(TASK):
Make an exact copy of the entries below with the pictures removed.

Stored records
# # # #

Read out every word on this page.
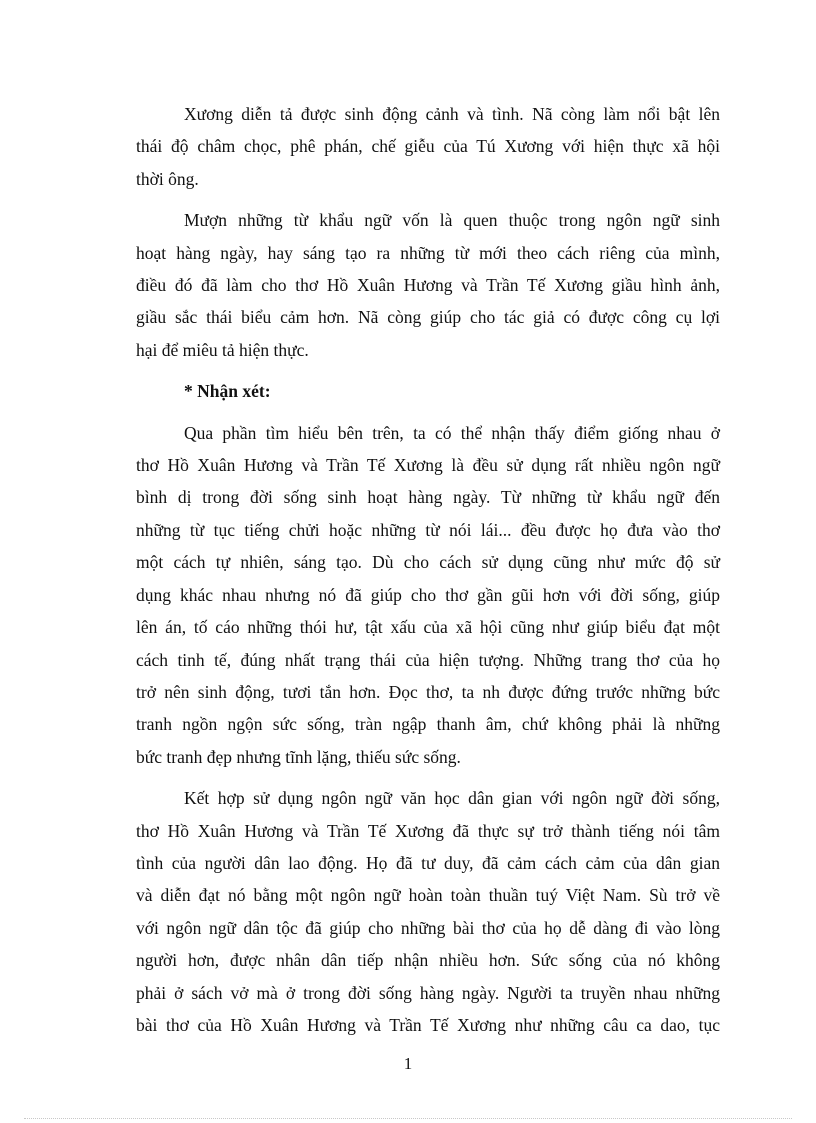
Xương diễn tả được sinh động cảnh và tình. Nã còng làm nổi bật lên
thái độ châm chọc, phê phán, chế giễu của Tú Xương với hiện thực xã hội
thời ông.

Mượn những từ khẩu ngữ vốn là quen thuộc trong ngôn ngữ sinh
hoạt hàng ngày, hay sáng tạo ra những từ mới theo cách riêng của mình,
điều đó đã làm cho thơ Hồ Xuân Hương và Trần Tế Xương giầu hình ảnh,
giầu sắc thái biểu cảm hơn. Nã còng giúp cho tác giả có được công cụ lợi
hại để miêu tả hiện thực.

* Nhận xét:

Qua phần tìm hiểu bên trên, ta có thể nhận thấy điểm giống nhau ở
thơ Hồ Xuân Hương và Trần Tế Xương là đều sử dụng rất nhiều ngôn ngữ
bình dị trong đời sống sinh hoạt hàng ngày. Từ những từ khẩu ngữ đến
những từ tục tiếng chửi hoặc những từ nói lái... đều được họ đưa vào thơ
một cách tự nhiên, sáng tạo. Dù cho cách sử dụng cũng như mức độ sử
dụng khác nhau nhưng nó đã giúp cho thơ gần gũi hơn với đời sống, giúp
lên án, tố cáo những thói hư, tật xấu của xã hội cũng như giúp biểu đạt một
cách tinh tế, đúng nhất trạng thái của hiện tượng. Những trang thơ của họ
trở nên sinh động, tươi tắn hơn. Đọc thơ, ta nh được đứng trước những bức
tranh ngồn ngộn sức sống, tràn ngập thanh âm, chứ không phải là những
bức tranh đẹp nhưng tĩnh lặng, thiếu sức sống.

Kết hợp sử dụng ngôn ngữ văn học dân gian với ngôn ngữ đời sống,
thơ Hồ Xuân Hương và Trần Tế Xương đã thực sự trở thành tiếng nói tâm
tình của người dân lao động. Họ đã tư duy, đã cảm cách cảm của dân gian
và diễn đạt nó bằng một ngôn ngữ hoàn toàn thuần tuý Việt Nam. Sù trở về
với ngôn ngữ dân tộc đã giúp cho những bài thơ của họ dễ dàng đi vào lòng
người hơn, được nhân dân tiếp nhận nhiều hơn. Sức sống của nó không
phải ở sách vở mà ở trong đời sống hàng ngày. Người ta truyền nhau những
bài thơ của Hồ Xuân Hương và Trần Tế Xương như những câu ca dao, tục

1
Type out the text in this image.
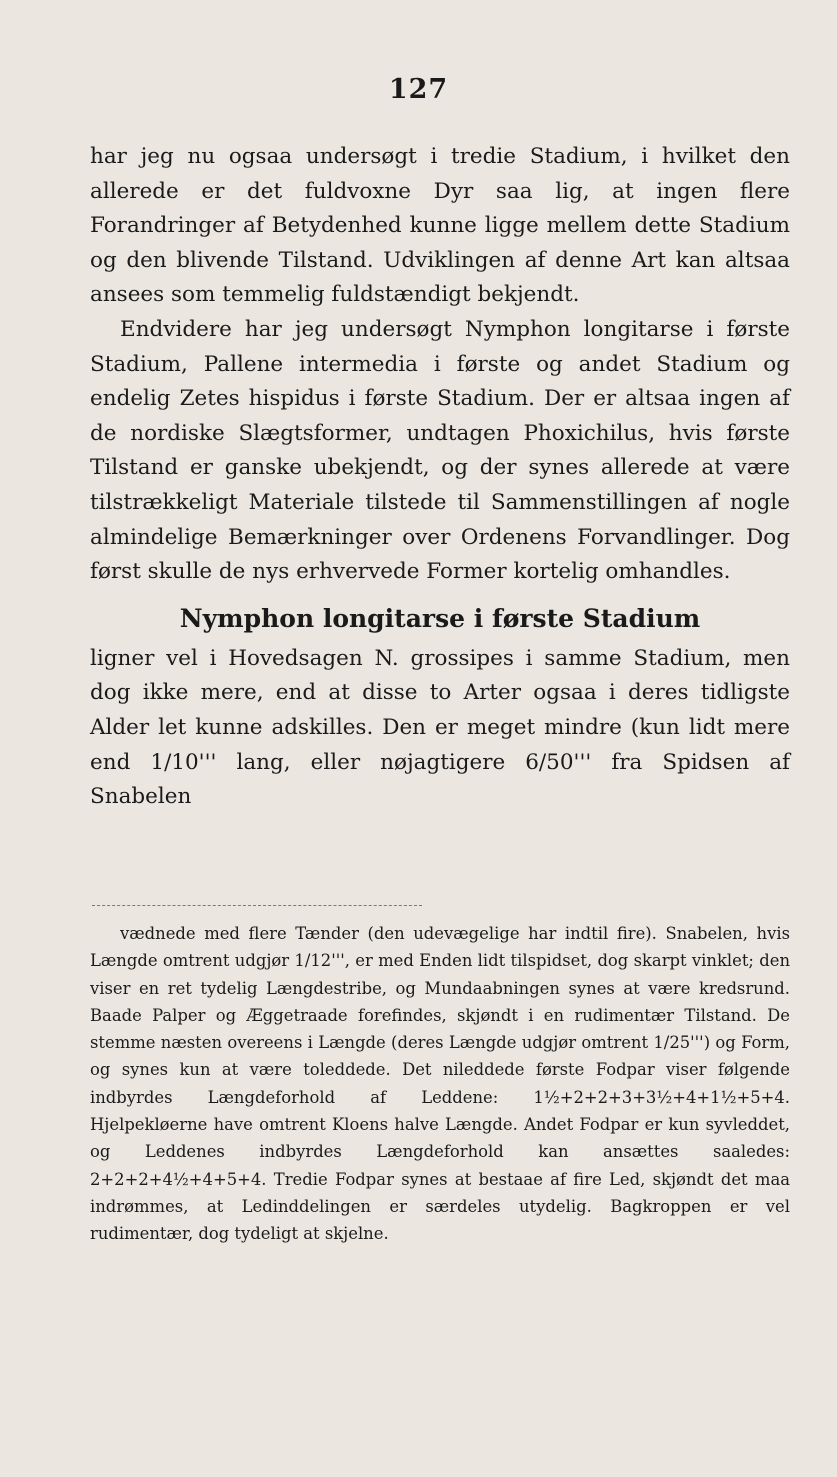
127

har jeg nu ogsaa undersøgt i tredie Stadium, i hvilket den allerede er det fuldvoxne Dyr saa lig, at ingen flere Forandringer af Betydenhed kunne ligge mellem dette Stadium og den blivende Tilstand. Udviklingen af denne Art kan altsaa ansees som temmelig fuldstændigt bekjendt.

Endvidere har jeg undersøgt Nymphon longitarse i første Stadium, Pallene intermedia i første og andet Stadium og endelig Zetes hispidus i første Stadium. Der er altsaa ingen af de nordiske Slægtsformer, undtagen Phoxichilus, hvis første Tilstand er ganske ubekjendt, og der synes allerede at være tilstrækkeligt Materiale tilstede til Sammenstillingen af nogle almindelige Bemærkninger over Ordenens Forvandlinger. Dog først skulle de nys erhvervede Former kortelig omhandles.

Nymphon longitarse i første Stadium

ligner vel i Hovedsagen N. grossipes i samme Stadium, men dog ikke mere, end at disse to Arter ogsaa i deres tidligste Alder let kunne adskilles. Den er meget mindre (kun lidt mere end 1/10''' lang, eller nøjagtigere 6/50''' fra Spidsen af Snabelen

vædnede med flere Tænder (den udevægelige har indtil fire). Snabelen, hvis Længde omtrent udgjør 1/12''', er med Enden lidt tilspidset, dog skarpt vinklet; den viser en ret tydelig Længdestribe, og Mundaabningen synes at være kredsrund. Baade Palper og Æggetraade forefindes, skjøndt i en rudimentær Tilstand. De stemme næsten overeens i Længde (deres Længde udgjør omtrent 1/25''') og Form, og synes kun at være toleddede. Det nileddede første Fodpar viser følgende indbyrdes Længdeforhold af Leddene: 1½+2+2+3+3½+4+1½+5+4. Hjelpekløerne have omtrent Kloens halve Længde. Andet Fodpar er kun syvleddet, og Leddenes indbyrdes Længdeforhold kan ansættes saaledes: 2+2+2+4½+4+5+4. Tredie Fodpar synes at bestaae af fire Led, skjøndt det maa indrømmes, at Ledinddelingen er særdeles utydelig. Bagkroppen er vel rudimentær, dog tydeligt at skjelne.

# # # #

(ANSWER TO THE EXERCISE):
Read out every word on this page.
Xương diễn tả được sinh động cảnh và tình. Nã còng làm nổi bật lên
thái độ châm chọc, phê phán, chế giễu của Tú Xương với hiện thực xã hội
thời ông.

Mượn những từ khẩu ngữ vốn là quen thuộc trong ngôn ngữ sinh
hoạt hàng ngày, hay sáng tạo ra những từ mới theo cách riêng của mình,
điều đó đã làm cho thơ Hồ Xuân Hương và Trần Tế Xương giầu hình ảnh,
giầu sắc thái biểu cảm hơn. Nã còng giúp cho tác giả có được công cụ lợi
hại để miêu tả hiện thực.

* Nhận xét:

Qua phần tìm hiểu bên trên, ta có thể nhận thấy điểm giống nhau ở
thơ Hồ Xuân Hương và Trần Tế Xương là đều sử dụng rất nhiều ngôn ngữ
bình dị trong đời sống sinh hoạt hàng ngày. Từ những từ khẩu ngữ đến
những từ tục tiếng chửi hoặc những từ nói lái... đều được họ đưa vào thơ
một cách tự nhiên, sáng tạo. Dù cho cách sử dụng cũng như mức độ sử
dụng khác nhau nhưng nó đã giúp cho thơ gần gũi hơn với đời sống, giúp
lên án, tố cáo những thói hư, tật xấu của xã hội cũng như giúp biểu đạt một
cách tinh tế, đúng nhất trạng thái của hiện tượng. Những trang thơ của họ
trở nên sinh động, tươi tắn hơn. Đọc thơ, ta nh được đứng trước những bức
tranh ngồn ngộn sức sống, tràn ngập thanh âm, chứ không phải là những
bức tranh đẹp nhưng tĩnh lặng, thiếu sức sống.

Kết hợp sử dụng ngôn ngữ văn học dân gian với ngôn ngữ đời sống,
thơ Hồ Xuân Hương và Trần Tế Xương đã thực sự trở thành tiếng nói tâm
tình của người dân lao động. Họ đã tư duy, đã cảm cách cảm của dân gian
và diễn đạt nó bằng một ngôn ngữ hoàn toàn thuần tuý Việt Nam. Sù trở về
với ngôn ngữ dân tộc đã giúp cho những bài thơ của họ dễ dàng đi vào lòng
người hơn, được nhân dân tiếp nhận nhiều hơn. Sức sống của nó không
phải ở sách vở mà ở trong đời sống hàng ngày. Người ta truyền nhau những
bài thơ của Hồ Xuân Hương và Trần Tế Xương như những câu ca dao, tục

1
Type out the text in this image.
127

har jeg nu ogsaa undersøgt i tredie Stadium, i hvilket den allerede er det fuldvoxne Dyr saa lig, at ingen flere Forandringer af Betydenhed kunne ligge mellem dette Stadium og den blivende Tilstand. Udviklingen af denne Art kan altsaa ansees som temmelig fuldstændigt bekjendt.

Endvidere har jeg undersøgt Nymphon longitarse i første Stadium, Pallene intermedia i første og andet Stadium og endelig Zetes hispidus i første Stadium. Der er altsaa ingen af de nordiske Slægtsformer, undtagen Phoxichilus, hvis første Tilstand er ganske ubekjendt, og der synes allerede at være tilstrækkeligt Materiale tilstede til Sammenstillingen af nogle almindelige Bemærkninger over Ordenens Forvandlinger. Dog først skulle de nys erhvervede Former kortelig omhandles.

Nymphon longitarse i første Stadium

ligner vel i Hovedsagen N. grossipes i samme Stadium, men dog ikke mere, end at disse to Arter ogsaa i deres tidligste Alder let kunne adskilles. Den er meget mindre (kun lidt mere end 1/10''' lang, eller nøjagtigere 6/50''' fra Spidsen af Snabelen

vædnede med flere Tænder (den udevægelige har indtil fire). Snabelen, hvis Længde omtrent udgjør 1/12''', er med Enden lidt tilspidset, dog skarpt vinklet; den viser en ret tydelig Længdestribe, og Mundaabningen synes at være kredsrund. Baade Palper og Æggetraade forefindes, skjøndt i en rudimentær Tilstand. De stemme næsten overeens i Længde (deres Længde udgjør omtrent 1/25''') og Form, og synes kun at være toleddede. Det nileddede første Fodpar viser følgende indbyrdes Længdeforhold af Leddene: 1½+2+2+3+3½+4+1½+5+4. Hjelpekløerne have omtrent Kloens halve Længde. Andet Fodpar er kun syvleddet, og Leddenes indbyrdes Længdeforhold kan ansættes saaledes: 2+2+2+4½+4+5+4. Tredie Fodpar synes at bestaae af fire Led, skjøndt det maa indrømmes, at Ledinddelingen er særdeles utydelig. Bagkroppen er vel rudimentær, dog tydeligt at skjelne.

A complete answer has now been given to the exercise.